▸ TEXT SHOWN:
## start

Saturday Odds & Sods: Don’t Look Now

Dresden Street by Ernst Ludwig Kirchner

I don’t usually go in for cross-cultural generalizations about the state of the world but for every rule, there’s an exception. And 2018 has been an exceptionally bad year. Hell meet hand basket.

The US, UK, and France have gone to political hell and back in 2018. Our main problem is obvious: a corrupt and deeply stupid president*. In Britain, they’re still paying the price for the Brexit referendum catastrophe, which has resulted in bad leadership in both of the “big parties” and political paralysis. In France, Emmanuel Macron compared himself to Charles DeGaulle once too often, now there are riots in the streets just like in DeGaulle’s day. In 1968, they waved red flags. In 2018, they wear yellow vests. There’s a good chance that Macron will be France’s third consecutive one-term president. Burning it down is not all it’s cracked up to be.

I wish I had solutions for these problems but I’m a pundit, not a prophet. I don’t even have a prophet and loss statement. I can hear them groaning all the way to Bunkie, so it’s time to move on.

This week’s theme song was written in 1969 by John Fogerty for CCR’s Willy and the Poor Boys album. The title has been shortened over time from Don’t Look Now (It Ain’t You or Me) by dropping the parenthetical aside. You may have noticed that I live for parenthetical asides but I can live with the deletion of this one. In fact, it’s a delightful deletion.

## end

▸ TASK SET:
A – Identify every person the Saturday Odds & Sods post refers to by name.
B – Resume the Saturday Odds & Sods post after its final sentence, keeping its tone and subject.
The listing below has no connection to the Saturday Odds & Sods post.

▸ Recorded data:
## start

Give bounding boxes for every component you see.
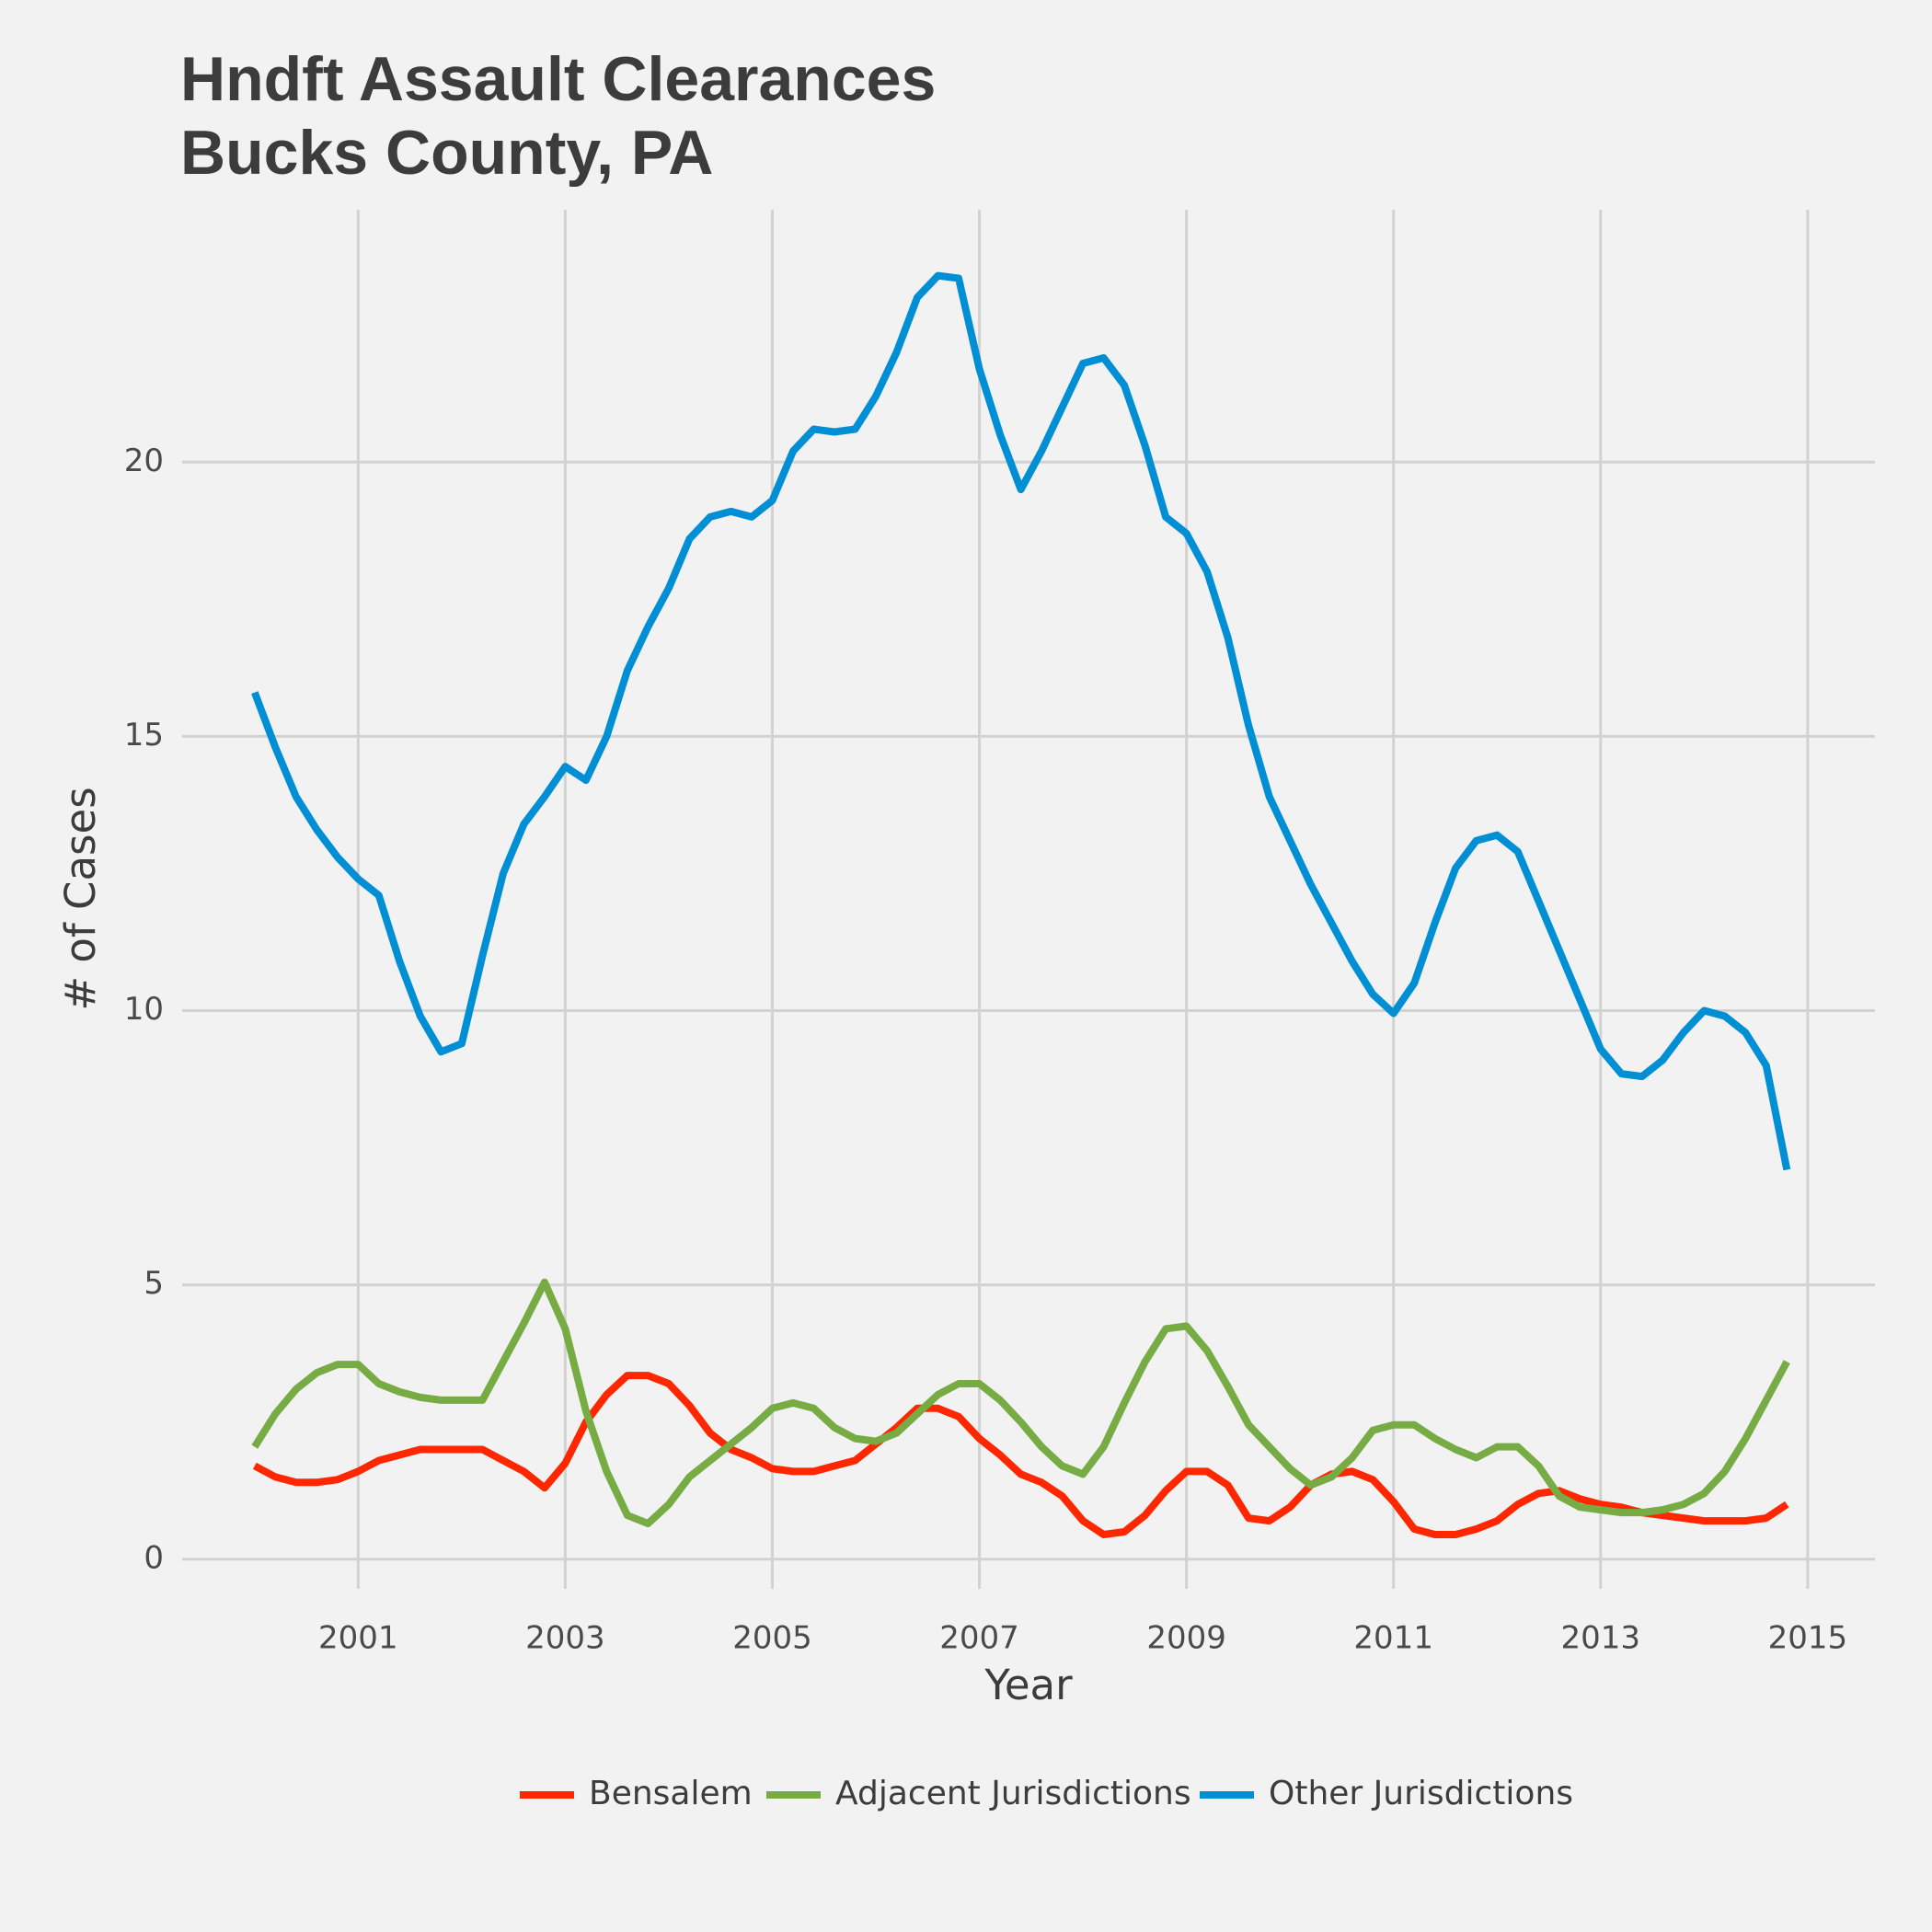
y-tick-label: 10 (124, 991, 164, 1028)
chart-title: Hndft Assault Clearances (180, 44, 936, 114)
x-tick-label: 2013 (1561, 1620, 1641, 1657)
chart-subtitle: Bucks County, PA (180, 118, 713, 188)
x-tick-label: 2015 (1768, 1620, 1848, 1657)
y-tick-label: 20 (124, 443, 164, 479)
series-line (251, 1278, 1790, 1527)
x-tick-label: 2009 (1146, 1620, 1226, 1657)
lines (251, 271, 1791, 1538)
legend-label: Bensalem (589, 1775, 753, 1812)
y-tick-label: 15 (124, 717, 164, 753)
x-axis-title: Year (983, 1661, 1073, 1709)
x-tick-label: 2001 (318, 1620, 398, 1657)
y-tick-label: 0 (144, 1539, 164, 1576)
y-axis-title: # of Cases (56, 787, 105, 1010)
legend-label: Adjacent Jurisdictions (835, 1775, 1191, 1812)
y-tick-label: 5 (144, 1265, 164, 1302)
x-tick-label: 2003 (525, 1620, 605, 1657)
grid (182, 210, 1875, 1589)
series-line (252, 1372, 1789, 1538)
x-tick-label: 2011 (1353, 1620, 1433, 1657)
x-tick-label: 2007 (939, 1620, 1019, 1657)
x-tick-label: 2005 (732, 1620, 812, 1657)
legend-label: Other Jurisdictions (1269, 1775, 1573, 1812)
series-line (251, 271, 1791, 1171)
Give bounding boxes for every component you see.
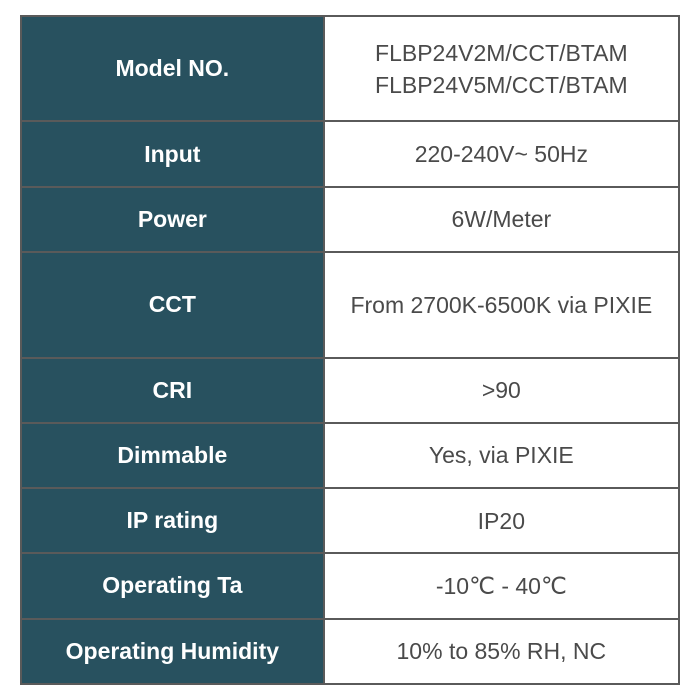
table-row: Operating Ta -10℃ - 40℃ (21, 553, 679, 618)
spec-label: Dimmable (21, 423, 324, 488)
spec-value: FLBP24V2M/CCT/BTAMFLBP24V5M/CCT/BTAM (324, 16, 679, 121)
spec-value: Yes, via PIXIE (324, 423, 679, 488)
spec-label: Operating Humidity (21, 619, 324, 684)
spec-value: -10℃ - 40℃ (324, 553, 679, 618)
spec-label: Power (21, 187, 324, 252)
table-row: Dimmable Yes, via PIXIE (21, 423, 679, 488)
spec-value: 220-240V~ 50Hz (324, 121, 679, 186)
spec-label: Operating Ta (21, 553, 324, 618)
spec-label: IP rating (21, 488, 324, 553)
spec-label: CRI (21, 358, 324, 423)
spec-value: IP20 (324, 488, 679, 553)
spec-value: 6W/Meter (324, 187, 679, 252)
spec-label: Input (21, 121, 324, 186)
table-row: Operating Humidity 10% to 85% RH, NC (21, 619, 679, 684)
table-row: IP rating IP20 (21, 488, 679, 553)
spec-label: CCT (21, 252, 324, 357)
spec-value: 10% to 85% RH, NC (324, 619, 679, 684)
table-row: CRI >90 (21, 358, 679, 423)
spec-label: Model NO. (21, 16, 324, 121)
specification-table-body: Model NO. FLBP24V2M/CCT/BTAMFLBP24V5M/CC… (21, 16, 679, 684)
table-row: CCT From 2700K-6500K via PIXIE (21, 252, 679, 357)
specification-table: Model NO. FLBP24V2M/CCT/BTAMFLBP24V5M/CC… (20, 15, 680, 685)
spec-value: >90 (324, 358, 679, 423)
table-row: Model NO. FLBP24V2M/CCT/BTAMFLBP24V5M/CC… (21, 16, 679, 121)
table-row: Input 220-240V~ 50Hz (21, 121, 679, 186)
spec-value: From 2700K-6500K via PIXIE (324, 252, 679, 357)
table-row: Power 6W/Meter (21, 187, 679, 252)
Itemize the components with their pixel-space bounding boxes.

## end

▸ TASK-BY-TASK OUTPUTS:
A – Ernst Ludwig Kirchner, Emmanuel Macron, Charles DeGaulle, John Fogerty

B –
We have two versions for your listening pleasure: the Creedence original and a 2005 cover by my main man Dave Alvin.

Don’t Look Now is also the title of a fine film by director Nicolas Roeg who died last month. And don’t look now is excellent advice when one jumps to the break: every time I peek, I get dizzier than Tommy Fucking Roe.

We begin our second act with a trip across the pond to a country once known for political stability. This week Prime Minister Theresa May survived a Tory party no-confidence vote mostly because nobody else wants the job right now; not even clownish former Foreign Secretary Boris Johnson. I feel sorry for May, she’s cleaning up a mess made by David Cameron and his fellow posh boys.

The Fog Of British History, Brexit Edition: The Brexit debate is confusing enough if you’re a Brit but insanely so if you’re not. That’s why I’m posting links to two fine Guardian articles that attempt to explain how things got so bloody messy.

British Euroscepticism: A Brief History.

How Europe Became The Tories’ Eternal Battleground.

Read them. You’ll still be confused but only because the whole damn thing makes no fucking sense. If the Labour Party had a competent pro-EU leader, they’d be back in power. Instead, they’re led by a soft Brexiteer, which sounds like mouseketeer only it’s considerably less fun.

Let’s move on to a more pleasant subject, the music of Van Morrison. The man is another story altogether but his music is sublime.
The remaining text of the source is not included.